Items from a dataset
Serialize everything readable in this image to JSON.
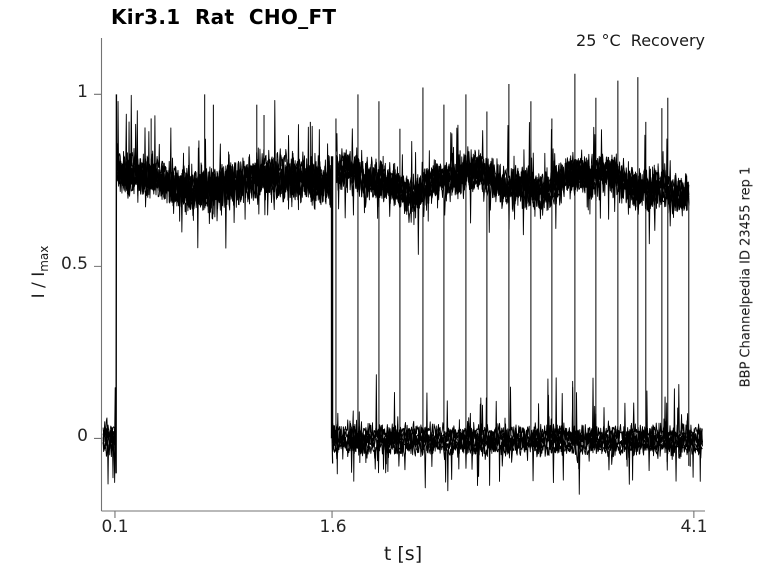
{
  "title": "Kir3.1  Rat  CHO_FT",
  "annotation_top_right": "25 °C  Recovery",
  "side_label": "BBP Channelpedia ID 23455 rep 1",
  "colors": {
    "trace": "#000000",
    "axis": "#737373",
    "text": "#262626",
    "background": "#ffffff"
  },
  "chart_data": {
    "type": "line",
    "title": "Kir3.1  Rat  CHO_FT",
    "annotation": "25 °C  Recovery",
    "watermark": "BBP Channelpedia ID 23455 rep 1",
    "xlabel": "t [s]",
    "ylabel_main": "I / I",
    "ylabel_sub": "max",
    "xlim": [
      0.007,
      4.177
    ],
    "ylim": [
      -0.211,
      1.158
    ],
    "x_ticks": [
      0.1,
      1.6,
      4.1
    ],
    "x_tick_labels": [
      "0.1",
      "1.6",
      "4.1"
    ],
    "y_ticks": [
      1,
      0.5,
      0
    ],
    "y_tick_labels": [
      "1",
      "0.5",
      "0"
    ],
    "grid": false,
    "legend": false,
    "trace": {
      "pre_baseline": {
        "t0": 0.018,
        "t1": 0.106,
        "level": 0.0,
        "noise": 0.03,
        "sweeps": 6
      },
      "onset": {
        "t": 0.11,
        "undershoot": -0.1,
        "peak": 1.0
      },
      "pulse1": {
        "t0": 0.11,
        "t1": 1.6,
        "mean": 0.75,
        "noise": 0.05,
        "sweeps": 8,
        "spikes": [
          {
            "t": 0.35,
            "peak": 0.93
          },
          {
            "t": 0.72,
            "peak": 1.0
          },
          {
            "t": 0.78,
            "peak": 0.97
          },
          {
            "t": 1.08,
            "peak": 0.97
          },
          {
            "t": 1.13,
            "peak": 0.94
          },
          {
            "t": 1.45,
            "peak": 0.92
          }
        ]
      },
      "gap_drop": {
        "t": 1.6,
        "from": 0.82,
        "undershoot": -0.073
      },
      "baseline2": {
        "t0": 1.602,
        "t1": 4.16,
        "level": -0.005,
        "noise": 0.028,
        "sweeps": 6,
        "down_spikes": [
          {
            "t": 1.975,
            "v": -0.075
          },
          {
            "t": 3.915,
            "v": -0.068
          },
          {
            "t": 4.075,
            "v": -0.082
          }
        ]
      },
      "pulse2": {
        "t0": 1.63,
        "t1": 4.068,
        "mean": 0.745,
        "noise": 0.045,
        "sweeps": 7
      },
      "recovery_pulses": [
        {
          "t": 1.627,
          "peak": 0.93
        },
        {
          "t": 1.779,
          "peak": 1.0
        },
        {
          "t": 1.924,
          "peak": 0.98
        },
        {
          "t": 2.069,
          "peak": 0.9
        },
        {
          "t": 2.228,
          "peak": 1.02
        },
        {
          "t": 2.373,
          "peak": 0.97
        },
        {
          "t": 2.525,
          "peak": 1.0
        },
        {
          "t": 2.67,
          "peak": 0.95
        },
        {
          "t": 2.822,
          "peak": 1.03
        },
        {
          "t": 2.974,
          "peak": 0.98
        },
        {
          "t": 3.119,
          "peak": 0.93
        },
        {
          "t": 3.278,
          "peak": 1.06
        },
        {
          "t": 3.423,
          "peak": 0.99
        },
        {
          "t": 3.575,
          "peak": 1.04
        },
        {
          "t": 3.713,
          "peak": 1.05
        },
        {
          "t": 3.768,
          "peak": 0.92
        },
        {
          "t": 3.879,
          "peak": 0.96
        },
        {
          "t": 3.92,
          "peak": 0.99
        }
      ],
      "end_drop": {
        "t": 4.065,
        "from": 0.7,
        "undershoot": -0.08
      }
    }
  }
}
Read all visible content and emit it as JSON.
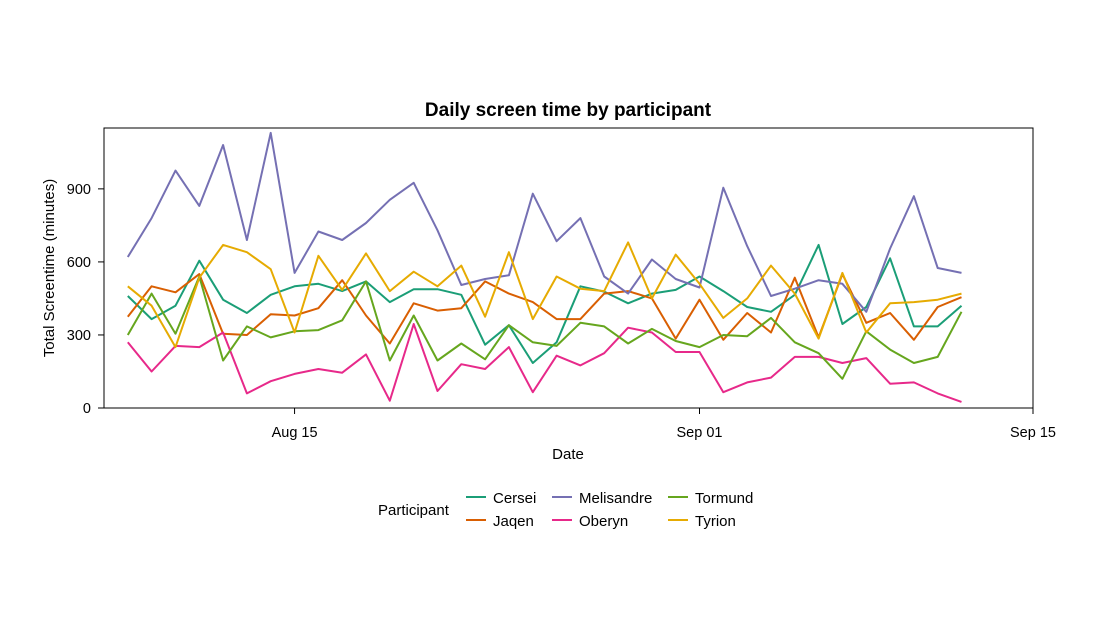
{
  "chart_data": {
    "type": "line",
    "title": "Daily screen time by participant",
    "xlabel": "Date",
    "ylabel": "Total Screentime (minutes)",
    "x_start": "2023-08-08",
    "x_end": "2023-09-14",
    "xlim": [
      "2023-08-07",
      "2023-09-15"
    ],
    "ylim": [
      0,
      1150
    ],
    "x_ticks": [
      {
        "date": "2023-08-15",
        "label": "Aug 15"
      },
      {
        "date": "2023-09-01",
        "label": "Sep 01"
      },
      {
        "date": "2023-09-15",
        "label": "Sep 15"
      }
    ],
    "y_ticks": [
      0,
      300,
      600,
      900
    ],
    "legend_title": "Participant",
    "legend_position": "bottom",
    "grid": false,
    "series": [
      {
        "name": "Cersei",
        "color": "#1B9E77",
        "values": [
          460,
          365,
          420,
          605,
          445,
          390,
          465,
          500,
          510,
          480,
          520,
          435,
          488,
          488,
          465,
          260,
          340,
          185,
          270,
          500,
          478,
          430,
          470,
          485,
          540,
          480,
          415,
          395,
          465,
          670,
          345,
          415,
          615,
          335,
          335,
          420
        ]
      },
      {
        "name": "Jaqen",
        "color": "#D95F02",
        "values": [
          375,
          500,
          475,
          550,
          305,
          300,
          385,
          380,
          410,
          525,
          380,
          265,
          430,
          400,
          410,
          520,
          470,
          435,
          365,
          365,
          470,
          480,
          450,
          285,
          445,
          280,
          390,
          310,
          535,
          290,
          550,
          350,
          390,
          280,
          415,
          455
        ]
      },
      {
        "name": "Melisandre",
        "color": "#7570B3",
        "values": [
          620,
          780,
          975,
          830,
          1080,
          690,
          1130,
          555,
          725,
          690,
          760,
          855,
          925,
          730,
          505,
          530,
          545,
          880,
          685,
          780,
          540,
          470,
          610,
          530,
          495,
          905,
          665,
          460,
          490,
          525,
          510,
          395,
          655,
          870,
          575,
          555
        ]
      },
      {
        "name": "Oberyn",
        "color": "#E7298A",
        "values": [
          270,
          150,
          255,
          250,
          310,
          60,
          110,
          140,
          160,
          145,
          220,
          30,
          345,
          70,
          180,
          160,
          250,
          65,
          215,
          175,
          225,
          330,
          310,
          230,
          230,
          65,
          105,
          125,
          210,
          210,
          185,
          205,
          100,
          105,
          60,
          25
        ]
      },
      {
        "name": "Tormund",
        "color": "#66A61E",
        "values": [
          300,
          470,
          305,
          540,
          195,
          335,
          290,
          315,
          320,
          360,
          520,
          195,
          380,
          195,
          265,
          200,
          340,
          270,
          255,
          350,
          335,
          265,
          325,
          275,
          250,
          300,
          295,
          370,
          270,
          225,
          120,
          315,
          240,
          185,
          210,
          395
        ]
      },
      {
        "name": "Tyrion",
        "color": "#E6AB02",
        "values": [
          500,
          420,
          250,
          535,
          670,
          640,
          570,
          310,
          625,
          485,
          635,
          480,
          560,
          500,
          585,
          375,
          640,
          365,
          540,
          490,
          480,
          680,
          450,
          630,
          510,
          370,
          450,
          585,
          470,
          285,
          555,
          310,
          430,
          435,
          445,
          470
        ]
      }
    ]
  }
}
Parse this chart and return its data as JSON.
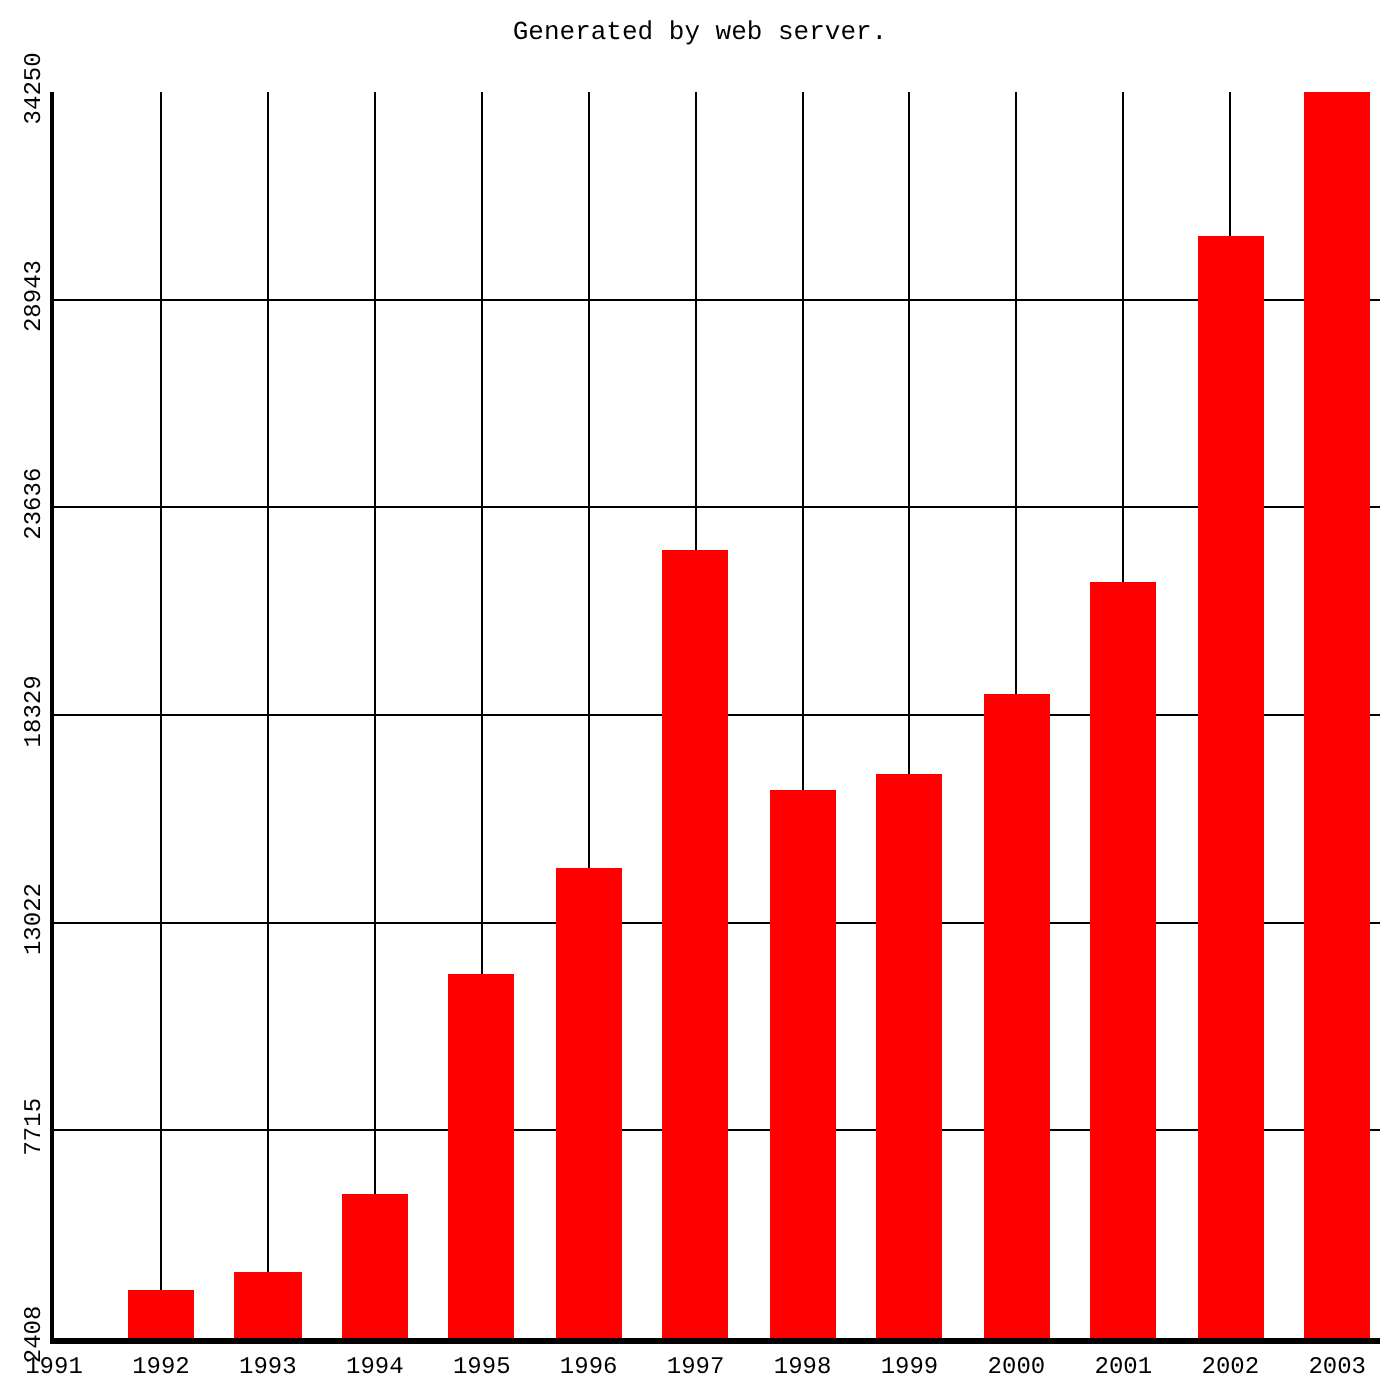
{
  "chart_data": {
    "type": "bar",
    "title": "Generated by web server.",
    "x": [
      1992,
      1993,
      1994,
      1995,
      1996,
      1997,
      1998,
      1999,
      2000,
      2001,
      2002,
      2003
    ],
    "values": [
      3660,
      4120,
      6070,
      11700,
      14410,
      22540,
      16420,
      16820,
      18880,
      21740,
      30570,
      34250
    ],
    "color": "#ff0000",
    "xlim": [
      1991,
      2003.4
    ],
    "xticks": [
      1991,
      1992,
      1993,
      1994,
      1995,
      1996,
      1997,
      1998,
      1999,
      2000,
      2001,
      2002,
      2003
    ],
    "ylim": [
      2408,
      34250
    ],
    "yticks": [
      2408,
      7715,
      13022,
      18329,
      23636,
      28943,
      34250
    ],
    "grid": true,
    "legend": false
  }
}
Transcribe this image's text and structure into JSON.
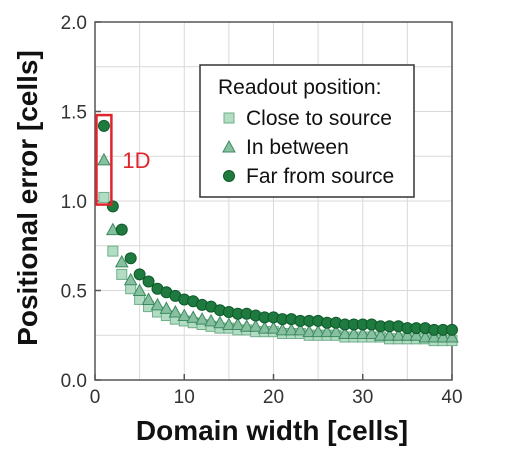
{
  "chart_data": {
    "type": "scatter",
    "xlabel": "Domain width [cells]",
    "ylabel": "Positional error [cells]",
    "xlim": [
      0,
      40
    ],
    "ylim": [
      0,
      2.0
    ],
    "xticks": [
      0,
      10,
      20,
      30,
      40
    ],
    "yticks": [
      0.0,
      0.5,
      1.0,
      1.5,
      2.0
    ],
    "ytick_labels": [
      "0.0",
      "0.5",
      "1.0",
      "1.5",
      "2.0"
    ],
    "grid": true,
    "legend": {
      "title": "Readout position:",
      "placement": "top-right"
    },
    "annotation": {
      "text": "1D",
      "color": "#e0242b",
      "x_range": [
        0.5,
        1.5
      ],
      "y_range": [
        0.98,
        1.48
      ]
    },
    "series": [
      {
        "name": "Close to source",
        "marker": "square",
        "fill": "#b2dcc4",
        "stroke": "#6fae89",
        "x": [
          1,
          2,
          3,
          4,
          5,
          6,
          7,
          8,
          9,
          10,
          11,
          12,
          13,
          14,
          15,
          16,
          17,
          18,
          19,
          20,
          21,
          22,
          23,
          24,
          25,
          26,
          27,
          28,
          29,
          30,
          31,
          32,
          33,
          34,
          35,
          36,
          37,
          38,
          39,
          40
        ],
        "y": [
          1.02,
          0.72,
          0.59,
          0.51,
          0.45,
          0.41,
          0.38,
          0.36,
          0.34,
          0.33,
          0.32,
          0.31,
          0.3,
          0.29,
          0.29,
          0.28,
          0.28,
          0.27,
          0.27,
          0.27,
          0.26,
          0.26,
          0.26,
          0.25,
          0.25,
          0.25,
          0.25,
          0.24,
          0.24,
          0.24,
          0.24,
          0.24,
          0.23,
          0.23,
          0.23,
          0.23,
          0.23,
          0.22,
          0.22,
          0.22
        ]
      },
      {
        "name": "In between",
        "marker": "triangle",
        "fill": "#86c0a0",
        "stroke": "#3d8a5f",
        "x": [
          1,
          2,
          3,
          4,
          5,
          6,
          7,
          8,
          9,
          10,
          11,
          12,
          13,
          14,
          15,
          16,
          17,
          18,
          19,
          20,
          21,
          22,
          23,
          24,
          25,
          26,
          27,
          28,
          29,
          30,
          31,
          32,
          33,
          34,
          35,
          36,
          37,
          38,
          39,
          40
        ],
        "y": [
          1.23,
          0.84,
          0.66,
          0.56,
          0.5,
          0.45,
          0.42,
          0.4,
          0.38,
          0.36,
          0.35,
          0.34,
          0.33,
          0.32,
          0.31,
          0.31,
          0.3,
          0.3,
          0.29,
          0.29,
          0.28,
          0.28,
          0.28,
          0.27,
          0.27,
          0.27,
          0.27,
          0.26,
          0.26,
          0.26,
          0.26,
          0.25,
          0.25,
          0.25,
          0.25,
          0.25,
          0.24,
          0.24,
          0.24,
          0.24
        ]
      },
      {
        "name": "Far from source",
        "marker": "circle",
        "fill": "#1e7a3f",
        "stroke": "#0f5a2b",
        "x": [
          1,
          2,
          3,
          4,
          5,
          6,
          7,
          8,
          9,
          10,
          11,
          12,
          13,
          14,
          15,
          16,
          17,
          18,
          19,
          20,
          21,
          22,
          23,
          24,
          25,
          26,
          27,
          28,
          29,
          30,
          31,
          32,
          33,
          34,
          35,
          36,
          37,
          38,
          39,
          40
        ],
        "y": [
          1.42,
          0.97,
          0.84,
          0.68,
          0.59,
          0.55,
          0.51,
          0.49,
          0.47,
          0.45,
          0.44,
          0.42,
          0.41,
          0.39,
          0.38,
          0.37,
          0.37,
          0.36,
          0.35,
          0.35,
          0.34,
          0.34,
          0.33,
          0.33,
          0.33,
          0.32,
          0.32,
          0.31,
          0.31,
          0.31,
          0.31,
          0.3,
          0.3,
          0.3,
          0.29,
          0.29,
          0.29,
          0.28,
          0.28,
          0.28
        ]
      }
    ]
  }
}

** DIRECTIONS FOR THIS TASK **
Looking at the listing above, count the lines that contain "name" and give nothing but the number.

** ANSWER TO THE TASK **
9